*Exercise aim*.
Leaving out the pictures, transcribe all of the records faithfully.

*Data records*.
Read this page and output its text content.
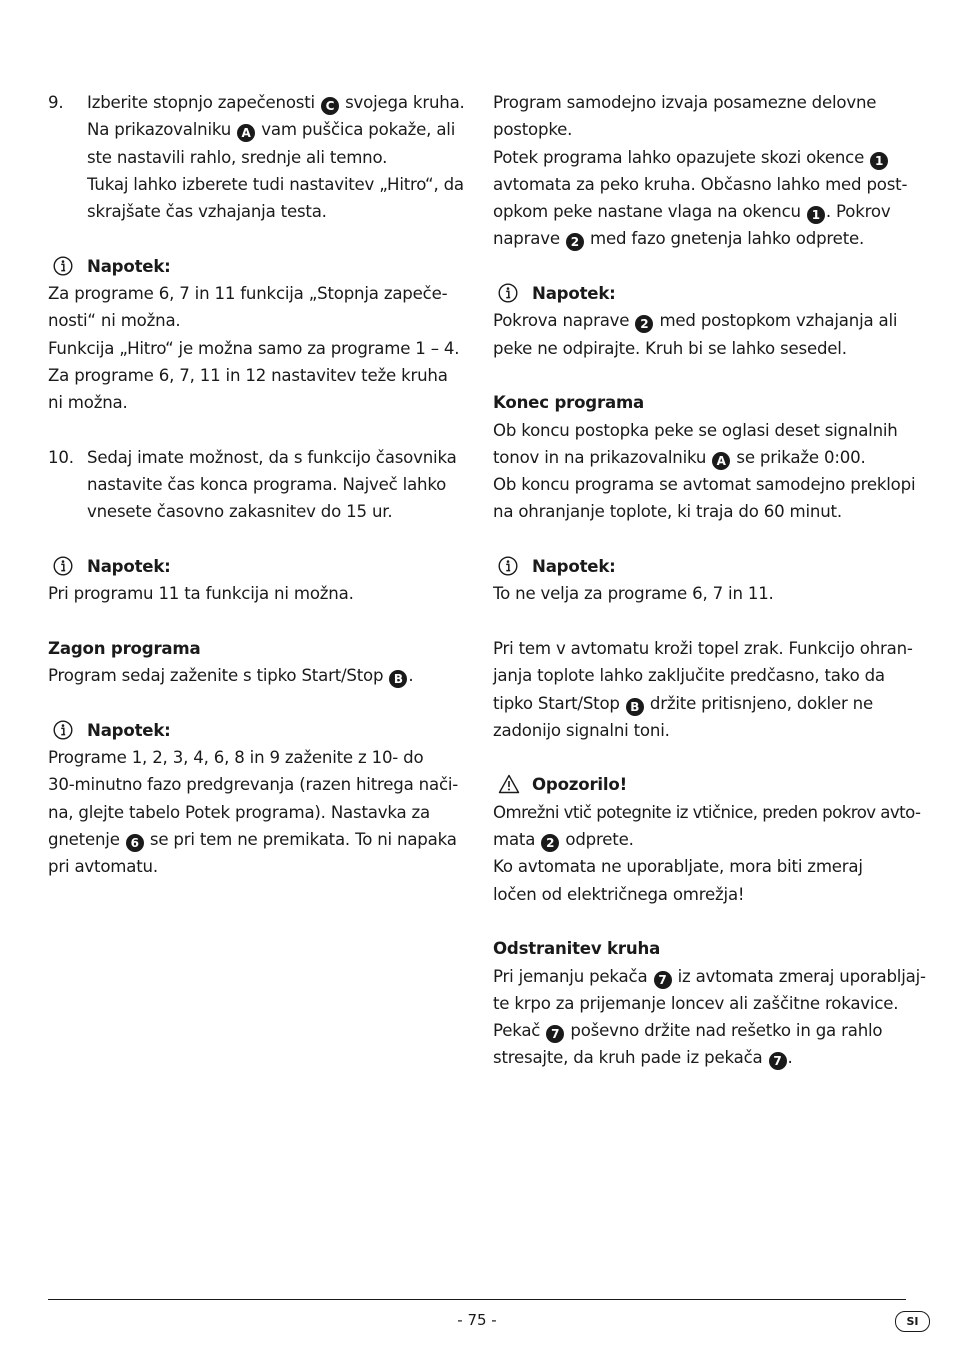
9. Izberite stopnjo zapečenosti C svojega kruha.
Na prikazovalniku A vam puščica pokaže, ali
ste nastavili rahlo, srednje ali temno.
Tukaj lahko izberete tudi nastavitev „Hitro“, da
skrajšate čas vzhajanja testa.
Napotek:
Za programe 6, 7 in 11 funkcija „Stopnja zapeče-
nosti“ ni možna.
Funkcija „Hitro“ je možna samo za programe 1 – 4.
Za programe 6, 7, 11 in 12 nastavitev teže kruha
ni možna.
10. Sedaj imate možnost, da s funkcijo časovnika
nastavite čas konca programa. Največ lahko
vnesete časovno zakasnitev do 15 ur.
Napotek:
Pri programu 11 ta funkcija ni možna.
Zagon programa
Program sedaj zaženite s tipko Start/Stop B .
Napotek:
Programe 1, 2, 3, 4, 6, 8 in 9 zaženite z 10- do
30-minutno fazo predgrevanja (razen hitrega nači-
na, glejte tabelo Potek programa). Nastavka za
gnetenje 6 se pri tem ne premikata. To ni napaka
pri avtomatu.
Program samodejno izvaja posamezne delovne
postopke.
Potek programa lahko opazujete skozi okence 1
avtomata za peko kruha. Občasno lahko med post-
opkom peke nastane vlaga na okencu 1 . Pokrov
naprave 2 med fazo gnetenja lahko odprete.
Napotek:
Pokrova naprave 2 med postopkom vzhajanja ali
peke ne odpirajte. Kruh bi se lahko sesedel.
Konec programa
Ob koncu postopka peke se oglasi deset signalnih
tonov in na prikazovalniku A se prikaže 0:00.
Ob koncu programa se avtomat samodejno preklopi
na ohranjanje toplote, ki traja do 60 minut.
Napotek:
To ne velja za programe 6, 7 in 11.
Pri tem v avtomatu kroži topel zrak. Funkcijo ohran-
janja toplote lahko zaključite predčasno, tako da
tipko Start/Stop B držite pritisnjeno, dokler ne
zadonijo signalni toni.
Opozorilo!
Omrežni vtič potegnite iz vtičnice, preden pokrov avto-
mata 2 odprete.
Ko avtomata ne uporabljate, mora biti zmeraj
ločen od električnega omrežja!
Odstranitev kruha
Pri jemanju pekača 7 iz avtomata zmeraj uporabljaj-
te krpo za prijemanje loncev ali zaščitne rokavice.
Pekač 7 poševno držite nad rešetko in ga rahlo
stresajte, da kruh pade iz pekača 7 .
- 75 -	SI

*Final answer*.
Read this page and output its text content.
9. Izberite stopnjo zapečenosti C svojega kruha.
Na prikazovalniku A vam puščica pokaže, ali
ste nastavili rahlo, srednje ali temno.
Tukaj lahko izberete tudi nastavitev „Hitro“, da
skrajšate čas vzhajanja testa.
Napotek:
Za programe 6, 7 in 11 funkcija „Stopnja zapeče-
nosti“ ni možna.
Funkcija „Hitro“ je možna samo za programe 1 – 4.
Za programe 6, 7, 11 in 12 nastavitev teže kruha
ni možna.
10. Sedaj imate možnost, da s funkcijo časovnika
nastavite čas konca programa. Največ lahko
vnesete časovno zakasnitev do 15 ur.
Napotek:
Pri programu 11 ta funkcija ni možna.
Zagon programa
Program sedaj zaženite s tipko Start/Stop B .
Napotek:
Programe 1, 2, 3, 4, 6, 8 in 9 zaženite z 10- do
30-minutno fazo predgrevanja (razen hitrega nači-
na, glejte tabelo Potek programa). Nastavka za
gnetenje 6 se pri tem ne premikata. To ni napaka
pri avtomatu.
Program samodejno izvaja posamezne delovne
postopke.
Potek programa lahko opazujete skozi okence 1
avtomata za peko kruha. Občasno lahko med post-
opkom peke nastane vlaga na okencu 1 . Pokrov
naprave 2 med fazo gnetenja lahko odprete.
Napotek:
Pokrova naprave 2 med postopkom vzhajanja ali
peke ne odpirajte. Kruh bi se lahko sesedel.
Konec programa
Ob koncu postopka peke se oglasi deset signalnih
tonov in na prikazovalniku A se prikaže 0:00.
Ob koncu programa se avtomat samodejno preklopi
na ohranjanje toplote, ki traja do 60 minut.
Napotek:
To ne velja za programe 6, 7 in 11.
Pri tem v avtomatu kroži topel zrak. Funkcijo ohran-
janja toplote lahko zaključite predčasno, tako da
tipko Start/Stop B držite pritisnjeno, dokler ne
zadonijo signalni toni.
Opozorilo!
Omrežni vtič potegnite iz vtičnice, preden pokrov avto-
mata 2 odprete.
Ko avtomata ne uporabljate, mora biti zmeraj
ločen od električnega omrežja!
Odstranitev kruha
Pri jemanju pekača 7 iz avtomata zmeraj uporabljaj-
te krpo za prijemanje loncev ali zaščitne rokavice.
Pekač 7 poševno držite nad rešetko in ga rahlo
stresajte, da kruh pade iz pekača 7 .
- 75 -	SI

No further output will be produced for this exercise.